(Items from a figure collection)
——————————
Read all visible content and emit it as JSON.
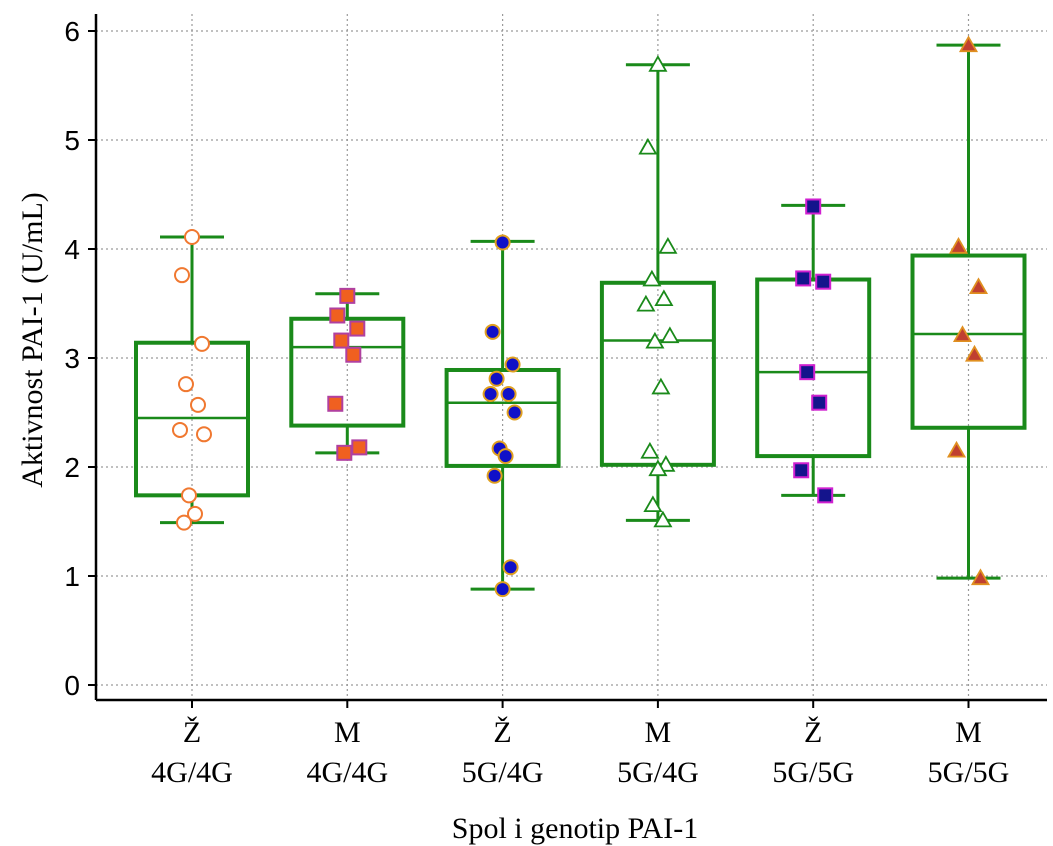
{
  "chart_data": {
    "type": "box",
    "xlabel": "Spol i genotip PAI-1",
    "ylabel": "Aktivnost PAI-1 (U/mL)",
    "ylim": [
      0,
      6
    ],
    "yticks": [
      "0",
      "1",
      "2",
      "3",
      "4",
      "5",
      "6"
    ],
    "grid": true,
    "box_color": "#1a8a1a",
    "groups": [
      {
        "sex": "Ž",
        "genotype": "4G/4G",
        "marker": "circle",
        "fill": "#ffffff",
        "stroke": "#f07830",
        "min": 1.49,
        "q1": 1.74,
        "median": 2.45,
        "q3": 3.14,
        "max": 4.11,
        "points": [
          4.11,
          3.76,
          3.13,
          2.76,
          2.57,
          2.34,
          2.3,
          1.74,
          1.57,
          1.49
        ]
      },
      {
        "sex": "M",
        "genotype": "4G/4G",
        "marker": "square",
        "fill": "#f06020",
        "stroke": "#b040a0",
        "min": 2.13,
        "q1": 2.38,
        "median": 3.1,
        "q3": 3.36,
        "max": 3.59,
        "points": [
          3.57,
          3.39,
          3.27,
          3.16,
          3.03,
          2.58,
          2.18,
          2.13
        ]
      },
      {
        "sex": "Ž",
        "genotype": "5G/4G",
        "marker": "circle",
        "fill": "#1010c8",
        "stroke": "#e0a020",
        "min": 0.88,
        "q1": 2.01,
        "median": 2.59,
        "q3": 2.89,
        "max": 4.07,
        "points": [
          4.06,
          3.24,
          2.94,
          2.81,
          2.67,
          2.67,
          2.5,
          2.17,
          2.1,
          1.92,
          1.08,
          0.88
        ]
      },
      {
        "sex": "M",
        "genotype": "5G/4G",
        "marker": "triangle",
        "fill": "#ffffff",
        "stroke": "#1a8a1a",
        "min": 1.51,
        "q1": 2.02,
        "median": 3.16,
        "q3": 3.69,
        "max": 5.69,
        "points": [
          5.69,
          4.93,
          4.02,
          3.72,
          3.54,
          3.49,
          3.2,
          3.15,
          2.73,
          2.14,
          2.02,
          1.98,
          1.65,
          1.51
        ]
      },
      {
        "sex": "Ž",
        "genotype": "5G/5G",
        "marker": "square",
        "fill": "#14148c",
        "stroke": "#d020d0",
        "min": 1.74,
        "q1": 2.1,
        "median": 2.87,
        "q3": 3.72,
        "max": 4.4,
        "points": [
          4.39,
          3.73,
          3.7,
          2.87,
          2.59,
          1.97,
          1.74
        ]
      },
      {
        "sex": "M",
        "genotype": "5G/5G",
        "marker": "triangle",
        "fill": "#c04030",
        "stroke": "#e09020",
        "min": 0.98,
        "q1": 2.36,
        "median": 3.22,
        "q3": 3.94,
        "max": 5.87,
        "points": [
          5.87,
          4.02,
          3.65,
          3.21,
          3.03,
          2.15,
          0.98
        ]
      }
    ]
  }
}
——————————
DESCRIPTION OF THE TASK = Keep only those lines of the records that hold "fill", and return them.

CORRECT RESPONSE =
        "fill": "#ffffff",
        "fill": "#f06020",
        "fill": "#1010c8",
        "fill": "#ffffff",
        "fill": "#14148c",
        "fill": "#c04030",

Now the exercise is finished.